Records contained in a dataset
----------

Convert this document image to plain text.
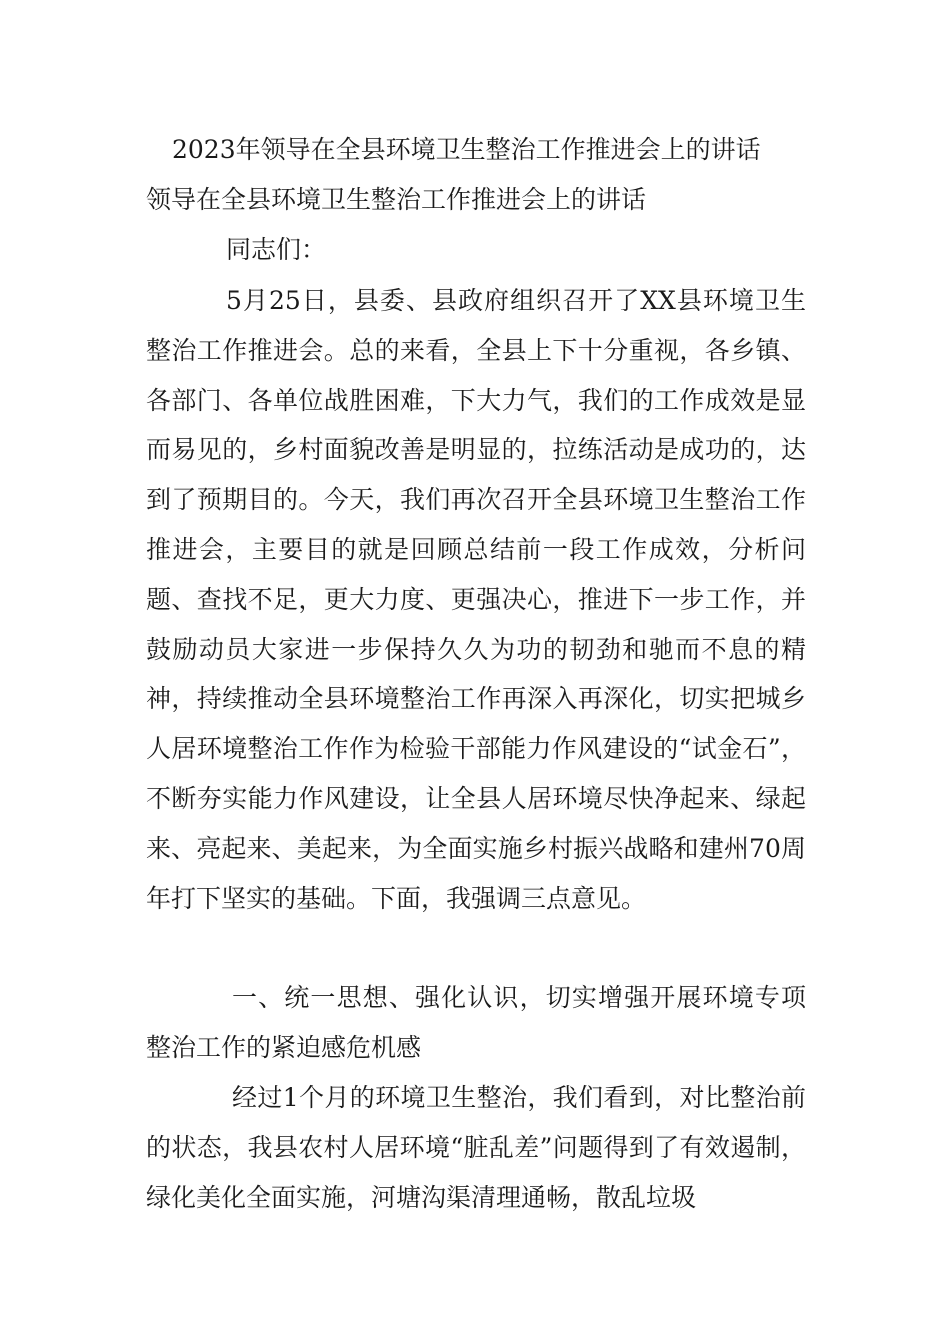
2023年领导在全县环境卫生整治工作推进会上的讲话
领导在全县环境卫生整治工作推进会上的讲话
同志们：

5月25日，县委、县政府组织召开了XX县环境卫生整治工作推进会。总的来看，全县上下十分重视，各乡镇、各部门、各单位战胜困难，下大力气，我们的工作成效是显而易见的，乡村面貌改善是明显的，拉练活动是成功的，达到了预期目的。今天，我们再次召开全县环境卫生整治工作推进会，主要目的就是回顾总结前一段工作成效，分析问题、查找不足，更大力度、更强决心，推进下一步工作，并鼓励动员大家进一步保持久久为功的韧劲和驰而不息的精神，持续推动全县环境整治工作再深入再深化，切实把城乡人居环境整治工作作为检验干部能力作风建设的“试金石”，不断夯实能力作风建设，让全县人居环境尽快净起来、绿起来、亮起来、美起来，为全面实施乡村振兴战略和建州70周年打下坚实的基础。下面，我强调三点意见。

一、统一思想、强化认识，切实增强开展环境专项整治工作的紧迫感危机感

经过1个月的环境卫生整治，我们看到，对比整治前的状态，我县农村人居环境“脏乱差”问题得到了有效遏制，绿化美化全面实施，河塘沟渠清理通畅，散乱垃圾
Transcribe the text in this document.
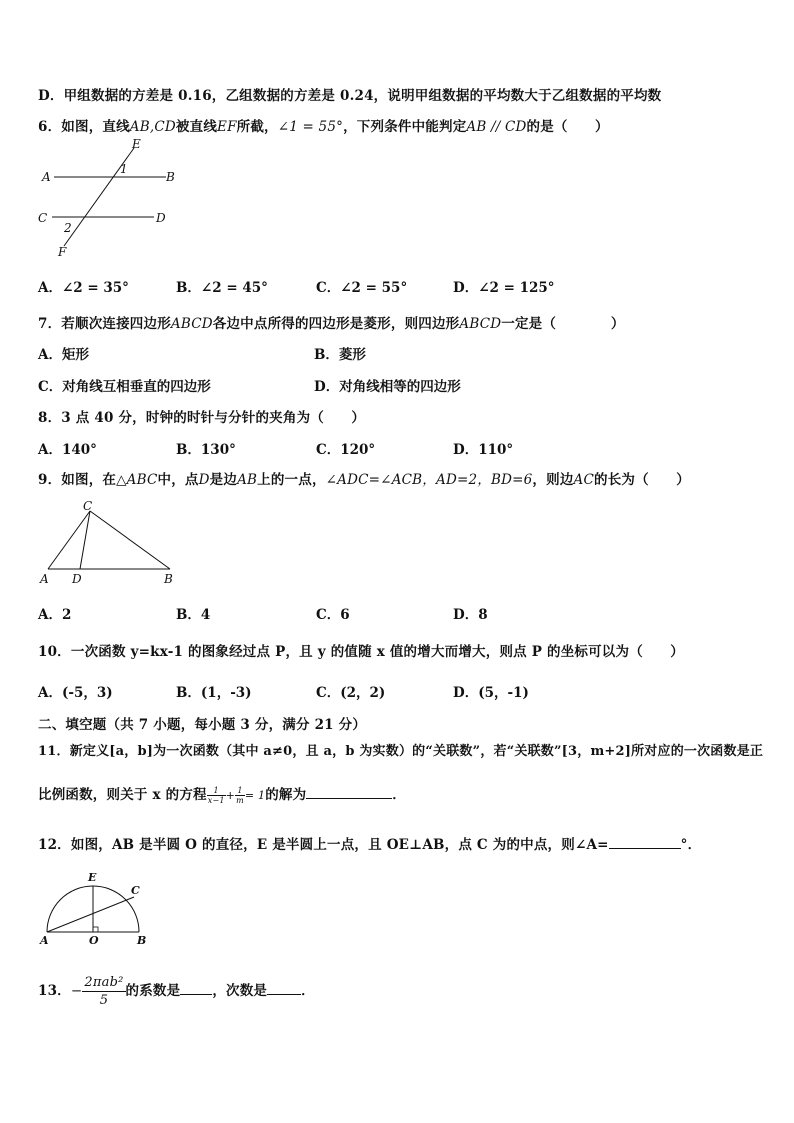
D．甲组数据的方差是 0.16，乙组数据的方差是 0.24，说明甲组数据的平均数大于乙组数据的平均数
6．如图，直线AB,CD被直线EF所截，∠1 = 55°，下列条件中能判定AB // CD的是（　　）
E
A	B
1
C	D
2
F
A．∠2 = 35°	B．∠2 = 45°	C．∠2 = 55°	D．∠2 = 125°
7．若顺次连接四边形ABCD各边中点所得的四边形是菱形，则四边形ABCD一定是（　　　　）
A．矩形	B．菱形
C．对角线互相垂直的四边形	D．对角线相等的四边形
8．3 点 40 分，时钟的时针与分针的夹角为（　　）
A．140°	B．130°	C．120°	D．110°
9．如图，在△ABC中，点D是边AB上的一点，∠ADC=∠ACB，AD=2，BD=6，则边AC的长为（　　）
C
A D	B
A．2	B．4	C．6	D．8
10．一次函数 y=kx-1 的图象经过点 P，且 y 的值随 x 值的增大而增大，则点 P 的坐标可以为（　　）
A．(-5，3)	B．(1，-3)	C．(2，2)	D．(5，-1)
二、填空题（共 7 小题，每小题 3 分，满分 21 分）
11．新定义[a，b]为一次函数（其中 a≠0，且 a，b 为实数）的“关联数”，若“关联数”[3，m+2]所对应的一次函数是正
比例函数，则关于 x 的方程 $\frac{1}{x-1} + \frac{1}{m} = 1$的解为	．
12．如图，AB 是半圆 O 的直径，E 是半圆上一点，且 OE⊥AB，点 C 为的中点，则∠A=	°．
E
C
A	O	B
13．− $\frac{\text{2πab²}}{5}$ 的系数是 ，次数是	．
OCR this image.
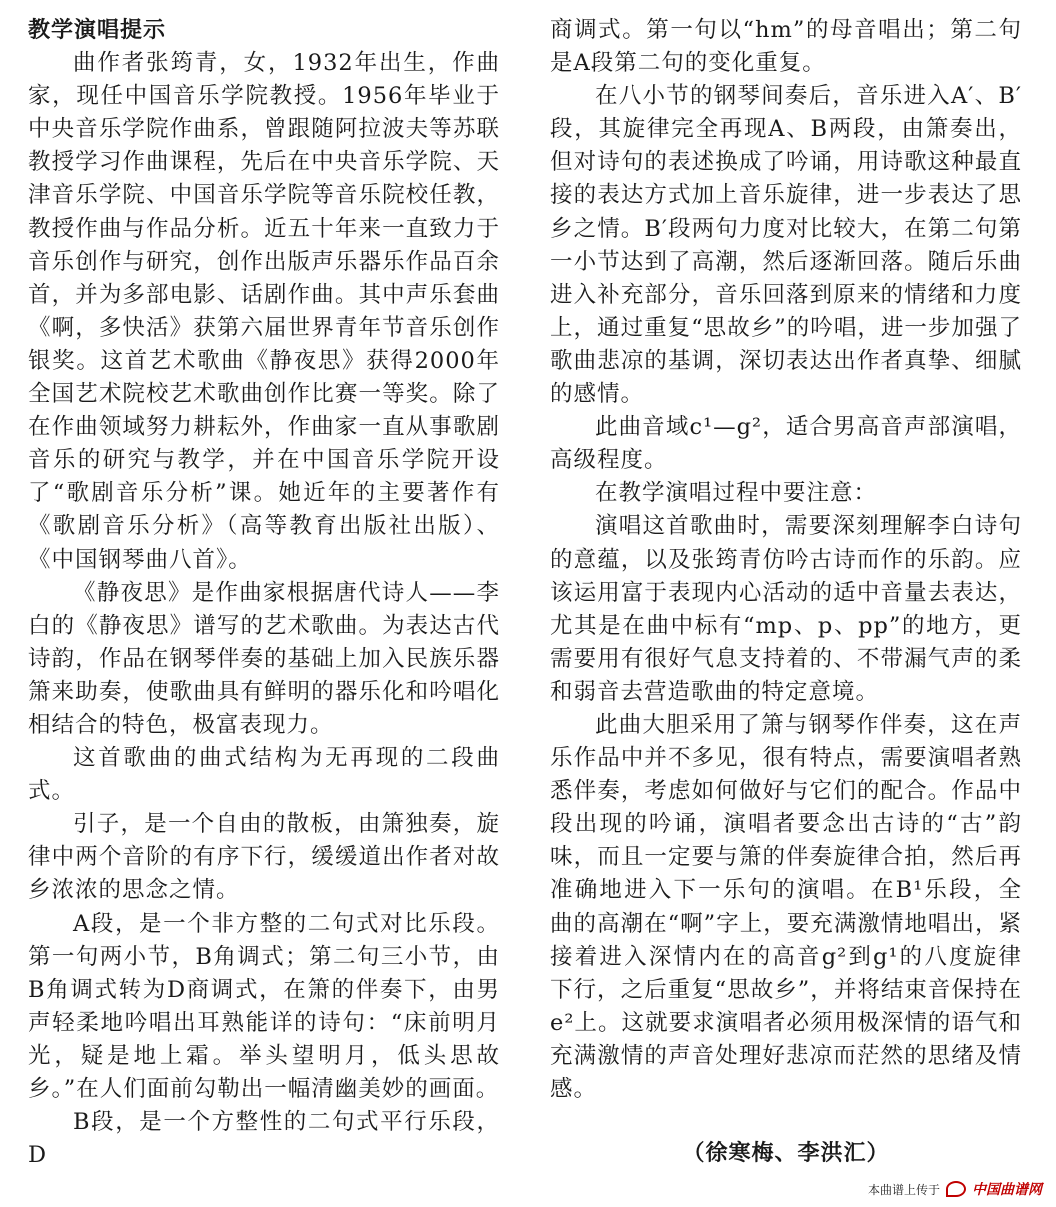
教学演唱提示

曲作者张筠青，女，1932年出生，作曲家，现任中国音乐学院教授。1956年毕业于中央音乐学院作曲系，曾跟随阿拉波夫等苏联教授学习作曲课程，先后在中央音乐学院、天津音乐学院、中国音乐学院等音乐院校任教，教授作曲与作品分析。近五十年来一直致力于音乐创作与研究，创作出版声乐器乐作品百余首，并为多部电影、话剧作曲。其中声乐套曲《啊，多快活》获第六届世界青年节音乐创作银奖。这首艺术歌曲《静夜思》获得2000年全国艺术院校艺术歌曲创作比赛一等奖。除了在作曲领域努力耕耘外，作曲家一直从事歌剧音乐的研究与教学，并在中国音乐学院开设了“歌剧音乐分析”课。她近年的主要著作有《歌剧音乐分析》（高等教育出版社出版）、《中国钢琴曲八首》。

《静夜思》是作曲家根据唐代诗人——李白的《静夜思》谱写的艺术歌曲。为表达古代诗韵，作品在钢琴伴奏的基础上加入民族乐器箫来助奏，使歌曲具有鲜明的器乐化和吟唱化相结合的特色，极富表现力。

这首歌曲的曲式结构为无再现的二段曲式。

引子，是一个自由的散板，由箫独奏，旋律中两个音阶的有序下行，缓缓道出作者对故乡浓浓的思念之情。

A段，是一个非方整的二句式对比乐段。第一句两小节，B角调式；第二句三小节，由B角调式转为D商调式，在箫的伴奏下，由男声轻柔地吟唱出耳熟能详的诗句：“床前明月光，疑是地上霜。举头望明月，低头思故乡。”在人们面前勾勒出一幅清幽美妙的画面。

B段，是一个方整性的二句式平行乐段，D

商调式。第一句以“hm”的母音唱出；第二句是A段第二句的变化重复。

在八小节的钢琴间奏后，音乐进入A′、B′段，其旋律完全再现A、B两段，由箫奏出，但对诗句的表述换成了吟诵，用诗歌这种最直接的表达方式加上音乐旋律，进一步表达了思乡之情。B′段两句力度对比较大，在第二句第一小节达到了高潮，然后逐渐回落。随后乐曲进入补充部分，音乐回落到原来的情绪和力度上，通过重复“思故乡”的吟唱，进一步加强了歌曲悲凉的基调，深切表达出作者真挚、细腻的感情。

此曲音域c¹—g²，适合男高音声部演唱，高级程度。

在教学演唱过程中要注意：

演唱这首歌曲时，需要深刻理解李白诗句的意蕴，以及张筠青仿吟古诗而作的乐韵。应该运用富于表现内心活动的适中音量去表达，尤其是在曲中标有“mp、p、pp”的地方，更需要用有很好气息支持着的、不带漏气声的柔和弱音去营造歌曲的特定意境。

此曲大胆采用了箫与钢琴作伴奏，这在声乐作品中并不多见，很有特点，需要演唱者熟悉伴奏，考虑如何做好与它们的配合。作品中段出现的吟诵，演唱者要念出古诗的“古”韵味，而且一定要与箫的伴奏旋律合拍，然后再准确地进入下一乐句的演唱。在B¹乐段，全曲的高潮在“啊”字上，要充满激情地唱出，紧接着进入深情内在的高音g²到g¹的八度旋律下行，之后重复“思故乡”，并将结束音保持在e²上。这就要求演唱者必须用极深情的语气和充满激情的声音处理好悲凉而茫然的思绪及情感。

（徐寒梅、李洪汇）
本曲谱上传于 中国曲谱网
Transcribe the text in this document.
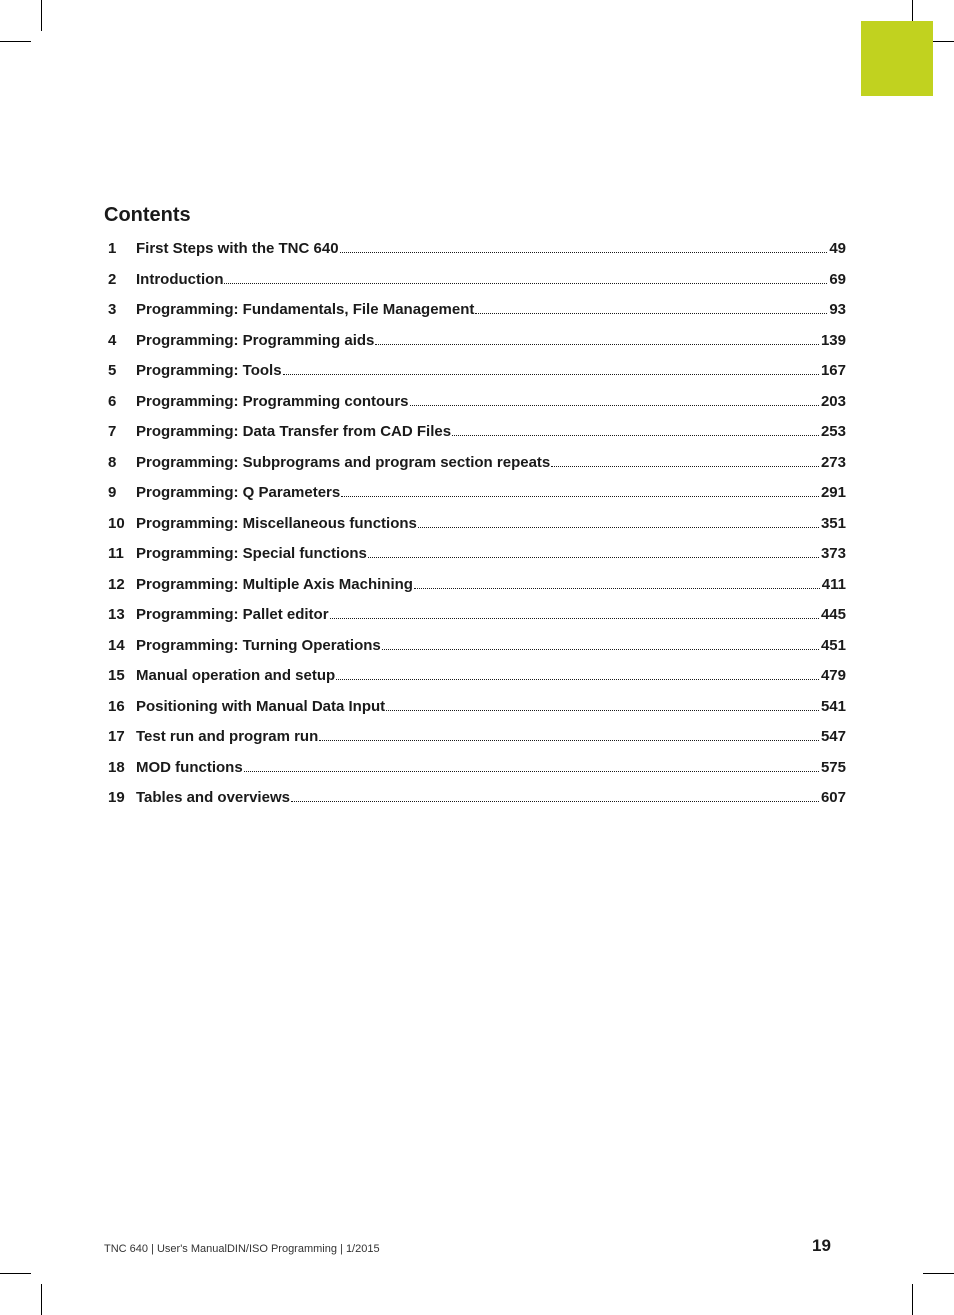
Contents
1	First Steps with the TNC 640	49
2	Introduction	69
3	Programming: Fundamentals, File Management	93
4	Programming: Programming aids	139
5	Programming: Tools	167
6	Programming: Programming contours	203
7	Programming: Data Transfer from CAD Files	253
8	Programming: Subprograms and program section repeats	273
9	Programming: Q Parameters	291
10 Programming: Miscellaneous functions	351
11 Programming: Special functions	373
12 Programming: Multiple Axis Machining	411
13 Programming: Pallet editor	445
14 Programming: Turning Operations	451
15 Manual operation and setup	479
16 Positioning with Manual Data Input	541
17 Test run and program run	547
18 MOD functions	575
19 Tables and overviews	607
TNC 640 | User's ManualDIN/ISO Programming | 1/2015	19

----------

What to produce ::
Spot every line that holds "image" and copy it.

Reply to the task ::
Convert this document image to plain text.
OCR this image.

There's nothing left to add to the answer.